With France facing its worst political crisis since 1968, most of its citizens know exactly whom to blame: President Emmanuel Macron, whose tumbling approval levels hit just 23% even before the no-confidence vote that toppled his latest government. Across the political spectrum, Macron is seen as an aloof, uncaring elitist whose arrogance and overconfidence has led him to make one disastrous miscalculation after another.
His talent for miscalculation is undeniably impressive. His high-handed dissolving of parliament in the summer produced a hopelessly divided National Assembly which lasted just three months — the shortest on record for the Fifth Republic. Macron now has the near-impossible task of finding a new Prime Minister who can manage the same Assembly, pass a budget, and address accelerating economic woes. Sisyphus had an easier time of things, and, at this point, if the boulder of political impossibility rolls back over Macron, crushing his presidency and forcing his resignation, most of the French will cheer.
But does Macron really bear the biggest share of blame? France is hardly the only Western democracy in crisis. The United States just elected Donald Trump to a second term. Germany is in political meltdown. In Britain, Reform has moved ahead of Labour in the polls. Everywhere, it seems, populist forces have the whip hand. Nor did Macron single-handedly spur the rise of France’s hard-Right. The party then called the National Front began its steady advance in the Eighties, when he was still in primary school. The first Le Pen to make it into the final round of a presidential election was Marine’s ghastly father Jean-Marie, 22 years ago.
+++
§ **Problems to work on**:
(1) According to the commentary on France's political crisis, what figure had President Macron's approval rating fallen to even before the no-confidence vote?
(2) Retype the passage of the commentary on France's political crisis starting with "But does Macron" and going on through "22 years ago.".
(3) Continue the commentary on France's political crisis from its last sentence onward.

(Layout region records)
+++
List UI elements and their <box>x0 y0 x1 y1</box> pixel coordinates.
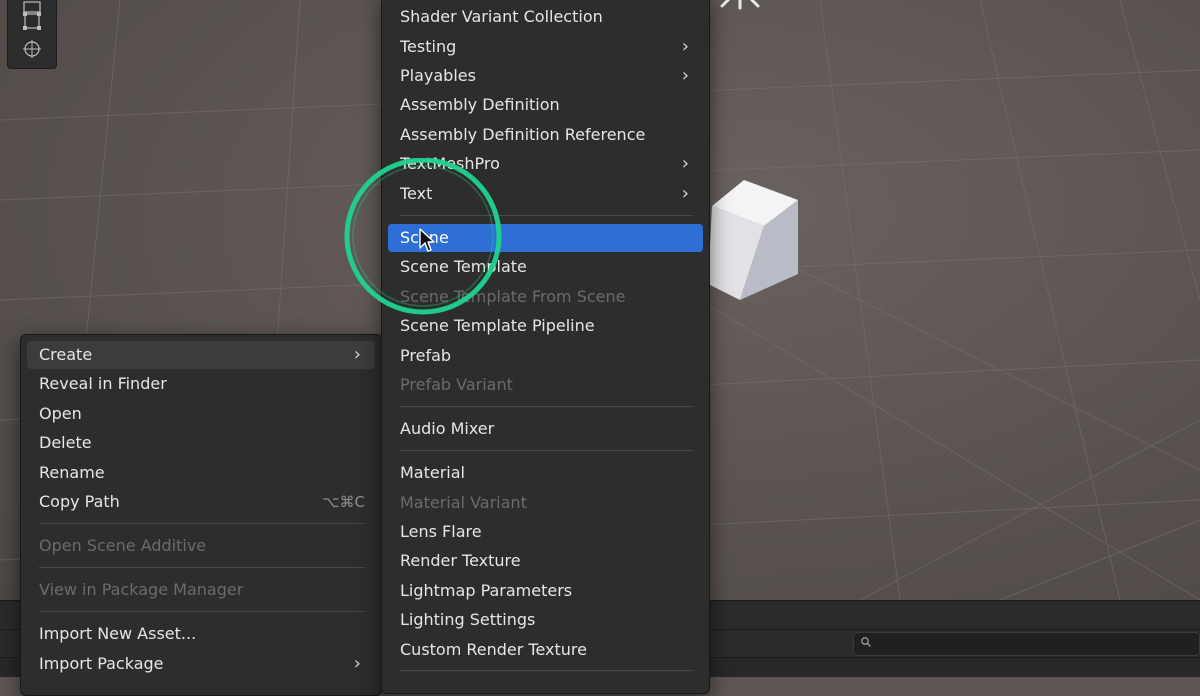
menu-item-lightmap-parameters[interactable]: Lightmap Parameters <box>388 577 703 605</box>
chevron-right-icon: › <box>353 653 361 674</box>
menu-item-testing[interactable]: Testing › <box>388 33 703 61</box>
menu-item-label: Render Texture <box>400 551 521 570</box>
menu-item-open[interactable]: Open <box>27 400 375 428</box>
menu-item-label: Import New Asset... <box>39 624 197 643</box>
menu-item-label: Testing <box>400 37 457 56</box>
search-field[interactable] <box>853 632 1200 656</box>
menu-item-label: Open Scene Additive <box>39 536 207 555</box>
menu-item-shader-variant-collection[interactable]: Shader Variant Collection <box>388 3 703 31</box>
menu-item-audio-mixer[interactable]: Audio Mixer <box>388 415 703 443</box>
menu-item-reveal-in-finder[interactable]: Reveal in Finder <box>27 370 375 398</box>
menu-item-label: Prefab Variant <box>400 375 513 394</box>
menu-item-label: Shader Variant Collection <box>400 7 603 26</box>
menu-item-label: Open <box>39 404 82 423</box>
menu-item-label: Audio Mixer <box>400 419 495 438</box>
menu-item-label: Reveal in Finder <box>39 374 167 393</box>
menu-item-label: Assembly Definition <box>400 95 560 114</box>
menu-item-label: Prefab <box>400 346 452 365</box>
menu-item-label: Rename <box>39 463 105 482</box>
menu-item-label: Material Variant <box>400 493 527 512</box>
chevron-right-icon: › <box>681 153 689 174</box>
chevron-right-icon: › <box>353 344 361 365</box>
menu-item-material[interactable]: Material <box>388 459 703 487</box>
menu-separator <box>39 567 365 568</box>
chevron-right-icon: › <box>681 183 689 204</box>
mouse-cursor-icon <box>419 228 435 252</box>
menu-separator <box>39 611 365 612</box>
menu-item-label: Create <box>39 345 93 364</box>
menu-item-render-texture[interactable]: Render Texture <box>388 547 703 575</box>
menu-item-create[interactable]: Create › <box>27 341 375 369</box>
menu-item-material-variant: Material Variant <box>388 489 703 517</box>
menu-item-playables[interactable]: Playables › <box>388 62 703 90</box>
context-menu: Create › Reveal in Finder Open Delete Re… <box>20 334 382 696</box>
chevron-right-icon: › <box>681 36 689 57</box>
transform-tool-icon[interactable] <box>18 38 46 60</box>
menu-item-label: Custom Render Texture <box>400 640 587 659</box>
menu-separator <box>400 450 693 451</box>
menu-item-label: Lighting Settings <box>400 610 536 629</box>
menu-item-label: Copy Path <box>39 492 120 511</box>
menu-item-import-new-asset[interactable]: Import New Asset... <box>27 620 375 648</box>
menu-item-open-scene-additive: Open Scene Additive <box>27 532 375 560</box>
menu-item-custom-render-texture[interactable]: Custom Render Texture <box>388 636 703 664</box>
menu-item-rename[interactable]: Rename <box>27 459 375 487</box>
tool-palette <box>8 0 56 68</box>
menu-separator <box>400 670 693 671</box>
menu-item-label: Import Package <box>39 654 164 673</box>
menu-item-label: Lightmap Parameters <box>400 581 573 600</box>
menu-item-assembly-definition[interactable]: Assembly Definition <box>388 91 703 119</box>
menu-item-lens-flare[interactable]: Lens Flare <box>388 518 703 546</box>
search-icon <box>861 637 871 647</box>
menu-item-view-in-package-manager: View in Package Manager <box>27 576 375 604</box>
menu-item-prefab[interactable]: Prefab <box>388 342 703 370</box>
menu-item-prefab-variant: Prefab Variant <box>388 371 703 399</box>
menu-item-label: View in Package Manager <box>39 580 244 599</box>
menu-item-label: Material <box>400 463 465 482</box>
menu-separator <box>400 406 693 407</box>
rect-tool-icon[interactable] <box>18 10 46 32</box>
menu-item-delete[interactable]: Delete <box>27 429 375 457</box>
chevron-right-icon: › <box>681 65 689 86</box>
menu-item-assembly-definition-reference[interactable]: Assembly Definition Reference <box>388 121 703 149</box>
menu-item-label: Delete <box>39 433 92 452</box>
menu-item-shortcut: ⌥⌘C <box>322 493 365 511</box>
scene-gizmo-icon[interactable] <box>712 0 772 20</box>
menu-item-label: Playables <box>400 66 476 85</box>
menu-item-copy-path[interactable]: Copy Path ⌥⌘C <box>27 488 375 516</box>
menu-item-lighting-settings[interactable]: Lighting Settings <box>388 606 703 634</box>
menu-item-label: Assembly Definition Reference <box>400 125 646 144</box>
menu-item-import-package[interactable]: Import Package › <box>27 650 375 678</box>
cube-object[interactable] <box>706 178 802 302</box>
create-submenu: Shader Variant Collection Testing › Play… <box>381 0 710 694</box>
menu-item-label: Lens Flare <box>400 522 482 541</box>
menu-separator <box>39 523 365 524</box>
+++
§ **Responses by task**:
(1) 23%

(2)
But does Macron really bear the biggest share of blame? France is hardly the only Western democracy in crisis. The United States just elected Donald Trump to a second term. Germany is in political meltdown. In Britain, Reform has moved ahead of Labour in the polls. Everywhere, it seems, populist forces have the whip hand. Nor did Macron single-handedly spur the rise of France’s hard-Right. The party then called the National Front began its steady advance in the Eighties, when he was still in primary school. The first Le Pen to make it into the final round of a presidential election was Marine’s ghastly father Jean-Marie, 22 years ago.

(3)
And the French are not just angry at Macron. According to a striking poll published this week by Le Grand Continent, fully 43% of them think EU membership hurts France, 46% think the Union is corrupt, and 26% want to see France leave it at once — the highest figure on record, and astonishing for the country at the heart of the European project. So perhaps Macron is not Sisyphus, suffering divine punishment for his misdeeds, but just another hapless victim in the path of a tidal wave.
Perhaps. But individual actions have played an important role in all these countries’ recent political misfortunes. Think, for instance, of Joe Biden’s disastrous decision to remain in the 2024 presidential race until it became too late for the Democrats to recover. It is always possible to make a bad situation much worse. And ever since Emmanuel Macron’s first election in 2017, he has shown a remarkable talent for doing so.
Much of the problem goes back to his misinterpretation of the French presidency itself. When he was still Economics Minister to Socialist President François Hollande in 2015, Macron gave a strange speech in which he spoke of the inherent “incompleteness” of French democracy, thanks to an “absence” at its heart — the absence of a king. Referring to the execution of Louis XVI well over two centuries ago, he mused that “the Reign of Terror left an emotional, psychic, collective vacuum: The King is gone!” But, he suggested, the regal presidency created by Charles de Gaulle for the Fifth Republic in 1958 had the capacity to fill the gap, providing France with impartial, unifying, Olympian leadership, far above the political fray. During his victorious 2017 campaign, Macron mused about governing in a “Jupiterian” fashion, and his first official portrait as President showed him posing at a Louis XV-style desk, with de Gaulle’s memoirs prominently displayed on it. He summoned the two chambers of parliament to hear him speak at the former royal palace of Versailles.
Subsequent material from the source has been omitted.